▶ [Excerpted records]:

--- Begin ---

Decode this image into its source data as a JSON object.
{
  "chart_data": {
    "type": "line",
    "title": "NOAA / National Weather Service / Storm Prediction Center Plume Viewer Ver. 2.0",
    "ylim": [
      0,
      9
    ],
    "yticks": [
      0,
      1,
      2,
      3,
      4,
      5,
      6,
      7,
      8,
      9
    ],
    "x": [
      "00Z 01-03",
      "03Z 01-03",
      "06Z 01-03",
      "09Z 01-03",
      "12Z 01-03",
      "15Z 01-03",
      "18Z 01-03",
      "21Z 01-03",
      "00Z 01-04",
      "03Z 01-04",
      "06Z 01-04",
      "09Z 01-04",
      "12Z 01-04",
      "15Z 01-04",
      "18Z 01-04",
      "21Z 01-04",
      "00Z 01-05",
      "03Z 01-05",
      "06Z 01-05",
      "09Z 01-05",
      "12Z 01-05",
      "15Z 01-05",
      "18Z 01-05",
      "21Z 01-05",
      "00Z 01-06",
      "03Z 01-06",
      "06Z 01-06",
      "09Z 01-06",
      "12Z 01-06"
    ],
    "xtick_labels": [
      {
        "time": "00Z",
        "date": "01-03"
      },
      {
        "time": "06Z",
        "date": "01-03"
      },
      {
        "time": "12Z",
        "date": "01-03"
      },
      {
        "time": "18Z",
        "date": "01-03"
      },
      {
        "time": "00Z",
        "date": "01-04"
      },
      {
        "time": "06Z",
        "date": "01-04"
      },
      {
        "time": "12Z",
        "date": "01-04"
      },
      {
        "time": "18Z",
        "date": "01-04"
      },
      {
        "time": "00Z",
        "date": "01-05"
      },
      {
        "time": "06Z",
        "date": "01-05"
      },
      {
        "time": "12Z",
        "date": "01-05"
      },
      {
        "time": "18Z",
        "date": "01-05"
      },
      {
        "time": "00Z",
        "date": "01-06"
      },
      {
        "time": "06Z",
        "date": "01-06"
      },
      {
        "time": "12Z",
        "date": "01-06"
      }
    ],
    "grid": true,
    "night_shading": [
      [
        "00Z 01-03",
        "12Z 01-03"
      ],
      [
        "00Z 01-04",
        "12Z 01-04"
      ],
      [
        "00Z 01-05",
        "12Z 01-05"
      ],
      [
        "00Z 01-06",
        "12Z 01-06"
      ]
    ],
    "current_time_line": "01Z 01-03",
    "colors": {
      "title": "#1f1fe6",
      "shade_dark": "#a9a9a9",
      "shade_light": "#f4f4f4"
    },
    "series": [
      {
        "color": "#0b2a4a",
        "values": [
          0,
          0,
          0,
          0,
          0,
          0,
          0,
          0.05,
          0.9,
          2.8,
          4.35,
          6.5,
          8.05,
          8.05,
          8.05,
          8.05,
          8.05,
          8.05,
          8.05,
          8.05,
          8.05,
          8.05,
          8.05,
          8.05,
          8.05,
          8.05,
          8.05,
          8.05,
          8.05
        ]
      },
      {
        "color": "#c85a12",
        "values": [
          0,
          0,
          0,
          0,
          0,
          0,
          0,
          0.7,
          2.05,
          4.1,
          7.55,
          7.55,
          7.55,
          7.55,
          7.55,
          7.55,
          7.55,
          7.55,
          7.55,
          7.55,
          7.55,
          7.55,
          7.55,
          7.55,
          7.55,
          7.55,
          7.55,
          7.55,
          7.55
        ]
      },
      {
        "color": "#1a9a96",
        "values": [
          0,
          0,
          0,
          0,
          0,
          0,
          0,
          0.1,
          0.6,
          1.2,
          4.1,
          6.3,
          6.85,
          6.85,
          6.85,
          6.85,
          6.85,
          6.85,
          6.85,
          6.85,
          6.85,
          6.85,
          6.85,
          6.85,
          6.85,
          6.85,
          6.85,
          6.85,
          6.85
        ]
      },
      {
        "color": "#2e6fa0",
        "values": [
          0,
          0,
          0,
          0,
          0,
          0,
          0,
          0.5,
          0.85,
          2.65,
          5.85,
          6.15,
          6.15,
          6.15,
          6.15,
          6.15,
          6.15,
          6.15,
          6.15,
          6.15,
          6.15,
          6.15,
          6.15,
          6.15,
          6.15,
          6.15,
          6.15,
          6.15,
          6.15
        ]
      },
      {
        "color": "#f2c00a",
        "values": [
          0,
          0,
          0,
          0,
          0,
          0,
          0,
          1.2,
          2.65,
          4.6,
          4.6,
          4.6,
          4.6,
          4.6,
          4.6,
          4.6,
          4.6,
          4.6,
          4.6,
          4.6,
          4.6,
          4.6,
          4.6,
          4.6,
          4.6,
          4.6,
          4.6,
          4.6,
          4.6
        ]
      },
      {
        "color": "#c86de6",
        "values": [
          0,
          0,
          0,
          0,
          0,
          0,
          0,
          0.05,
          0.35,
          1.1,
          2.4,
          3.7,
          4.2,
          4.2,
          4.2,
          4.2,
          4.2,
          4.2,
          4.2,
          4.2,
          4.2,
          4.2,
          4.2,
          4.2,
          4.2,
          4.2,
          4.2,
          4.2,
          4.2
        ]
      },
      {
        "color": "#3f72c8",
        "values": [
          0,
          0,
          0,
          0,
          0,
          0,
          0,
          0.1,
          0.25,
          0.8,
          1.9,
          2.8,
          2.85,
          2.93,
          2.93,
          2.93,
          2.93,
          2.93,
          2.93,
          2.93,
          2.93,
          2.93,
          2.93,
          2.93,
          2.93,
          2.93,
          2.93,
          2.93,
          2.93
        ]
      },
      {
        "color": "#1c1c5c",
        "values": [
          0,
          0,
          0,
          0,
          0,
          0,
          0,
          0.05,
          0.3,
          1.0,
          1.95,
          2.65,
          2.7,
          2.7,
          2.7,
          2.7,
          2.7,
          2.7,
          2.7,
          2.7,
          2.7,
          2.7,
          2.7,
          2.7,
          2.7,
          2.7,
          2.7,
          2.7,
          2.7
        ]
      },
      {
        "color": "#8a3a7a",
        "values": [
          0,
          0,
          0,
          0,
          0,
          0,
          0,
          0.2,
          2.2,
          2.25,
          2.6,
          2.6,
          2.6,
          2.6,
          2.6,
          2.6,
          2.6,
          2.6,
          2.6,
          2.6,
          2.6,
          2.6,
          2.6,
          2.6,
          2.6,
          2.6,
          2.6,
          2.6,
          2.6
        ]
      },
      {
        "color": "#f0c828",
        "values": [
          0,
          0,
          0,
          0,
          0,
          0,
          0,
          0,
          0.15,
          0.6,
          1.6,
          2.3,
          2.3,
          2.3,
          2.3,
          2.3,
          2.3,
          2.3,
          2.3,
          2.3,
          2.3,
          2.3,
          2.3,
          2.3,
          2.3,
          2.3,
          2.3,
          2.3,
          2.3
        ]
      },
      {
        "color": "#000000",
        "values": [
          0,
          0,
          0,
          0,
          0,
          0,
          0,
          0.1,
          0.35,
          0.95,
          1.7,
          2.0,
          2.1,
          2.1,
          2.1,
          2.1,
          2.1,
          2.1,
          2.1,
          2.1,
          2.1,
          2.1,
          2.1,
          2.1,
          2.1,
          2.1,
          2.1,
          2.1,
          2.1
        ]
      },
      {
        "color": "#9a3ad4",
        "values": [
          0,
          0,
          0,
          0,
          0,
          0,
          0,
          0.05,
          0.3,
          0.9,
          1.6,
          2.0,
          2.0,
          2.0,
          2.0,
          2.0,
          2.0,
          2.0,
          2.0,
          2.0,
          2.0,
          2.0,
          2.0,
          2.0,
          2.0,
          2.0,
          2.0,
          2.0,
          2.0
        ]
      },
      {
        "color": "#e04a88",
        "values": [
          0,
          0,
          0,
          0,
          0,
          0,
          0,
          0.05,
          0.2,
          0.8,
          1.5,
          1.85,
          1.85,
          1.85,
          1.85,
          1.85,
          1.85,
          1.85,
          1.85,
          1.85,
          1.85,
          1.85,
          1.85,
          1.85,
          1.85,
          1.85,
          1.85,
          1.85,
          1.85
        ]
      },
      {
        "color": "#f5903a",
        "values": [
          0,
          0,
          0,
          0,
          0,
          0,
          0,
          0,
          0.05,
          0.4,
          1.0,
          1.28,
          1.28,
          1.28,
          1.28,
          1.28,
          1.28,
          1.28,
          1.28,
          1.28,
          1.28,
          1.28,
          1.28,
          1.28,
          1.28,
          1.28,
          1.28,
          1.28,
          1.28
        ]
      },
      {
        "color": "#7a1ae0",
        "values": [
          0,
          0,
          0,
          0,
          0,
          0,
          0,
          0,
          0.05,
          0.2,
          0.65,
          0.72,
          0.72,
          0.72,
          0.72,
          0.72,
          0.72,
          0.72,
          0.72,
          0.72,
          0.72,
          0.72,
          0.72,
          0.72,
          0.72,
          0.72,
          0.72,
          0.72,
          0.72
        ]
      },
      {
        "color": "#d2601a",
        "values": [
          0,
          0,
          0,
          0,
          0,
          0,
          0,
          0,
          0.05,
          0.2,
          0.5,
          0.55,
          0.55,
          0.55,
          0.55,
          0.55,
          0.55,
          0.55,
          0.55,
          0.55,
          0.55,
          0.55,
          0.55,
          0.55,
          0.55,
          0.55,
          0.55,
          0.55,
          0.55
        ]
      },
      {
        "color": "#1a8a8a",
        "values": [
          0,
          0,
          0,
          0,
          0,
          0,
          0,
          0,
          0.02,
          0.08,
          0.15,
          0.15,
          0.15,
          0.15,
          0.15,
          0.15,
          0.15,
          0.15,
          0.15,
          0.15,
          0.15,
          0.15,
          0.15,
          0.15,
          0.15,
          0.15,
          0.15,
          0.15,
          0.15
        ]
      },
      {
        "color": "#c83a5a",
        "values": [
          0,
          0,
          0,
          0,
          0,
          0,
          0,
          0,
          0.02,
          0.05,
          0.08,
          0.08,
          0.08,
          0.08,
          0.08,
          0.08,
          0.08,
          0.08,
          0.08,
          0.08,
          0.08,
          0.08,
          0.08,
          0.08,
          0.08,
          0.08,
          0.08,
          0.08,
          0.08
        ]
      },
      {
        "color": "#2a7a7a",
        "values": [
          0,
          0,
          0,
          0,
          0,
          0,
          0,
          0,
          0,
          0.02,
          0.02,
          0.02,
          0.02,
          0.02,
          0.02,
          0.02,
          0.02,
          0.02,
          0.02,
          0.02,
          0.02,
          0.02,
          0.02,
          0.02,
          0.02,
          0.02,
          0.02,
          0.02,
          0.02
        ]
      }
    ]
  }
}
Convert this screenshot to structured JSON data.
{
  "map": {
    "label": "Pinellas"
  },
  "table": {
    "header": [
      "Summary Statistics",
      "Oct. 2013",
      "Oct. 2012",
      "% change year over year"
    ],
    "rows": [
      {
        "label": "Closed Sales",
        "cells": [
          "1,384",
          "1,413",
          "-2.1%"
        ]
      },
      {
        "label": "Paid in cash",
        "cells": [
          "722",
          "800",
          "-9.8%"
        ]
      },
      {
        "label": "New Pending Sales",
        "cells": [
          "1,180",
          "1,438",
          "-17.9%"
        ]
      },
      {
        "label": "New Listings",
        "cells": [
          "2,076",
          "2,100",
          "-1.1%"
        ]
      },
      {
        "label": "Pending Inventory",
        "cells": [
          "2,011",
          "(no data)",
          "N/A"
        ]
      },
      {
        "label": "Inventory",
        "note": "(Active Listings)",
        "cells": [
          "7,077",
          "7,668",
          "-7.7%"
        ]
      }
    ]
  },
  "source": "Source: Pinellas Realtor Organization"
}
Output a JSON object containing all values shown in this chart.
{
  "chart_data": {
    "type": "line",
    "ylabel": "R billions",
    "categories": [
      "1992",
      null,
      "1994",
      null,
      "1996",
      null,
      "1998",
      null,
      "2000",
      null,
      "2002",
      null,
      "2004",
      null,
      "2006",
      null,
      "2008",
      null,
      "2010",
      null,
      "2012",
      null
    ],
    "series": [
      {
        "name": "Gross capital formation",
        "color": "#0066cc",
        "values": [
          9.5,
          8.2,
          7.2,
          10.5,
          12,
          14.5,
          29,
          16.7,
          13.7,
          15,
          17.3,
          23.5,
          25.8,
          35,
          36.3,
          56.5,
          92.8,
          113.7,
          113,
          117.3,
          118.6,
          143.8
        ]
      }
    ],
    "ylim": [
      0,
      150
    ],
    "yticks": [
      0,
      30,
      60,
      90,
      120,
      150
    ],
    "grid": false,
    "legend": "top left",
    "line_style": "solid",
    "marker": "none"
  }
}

--- End ---

▶ [Your objective]: Each line above that includes "source" should be shown.

▶ [Result of the task]:
Decode this image into its source data as a JSON object.
  "source": "Source: Pinellas Realtor Organization"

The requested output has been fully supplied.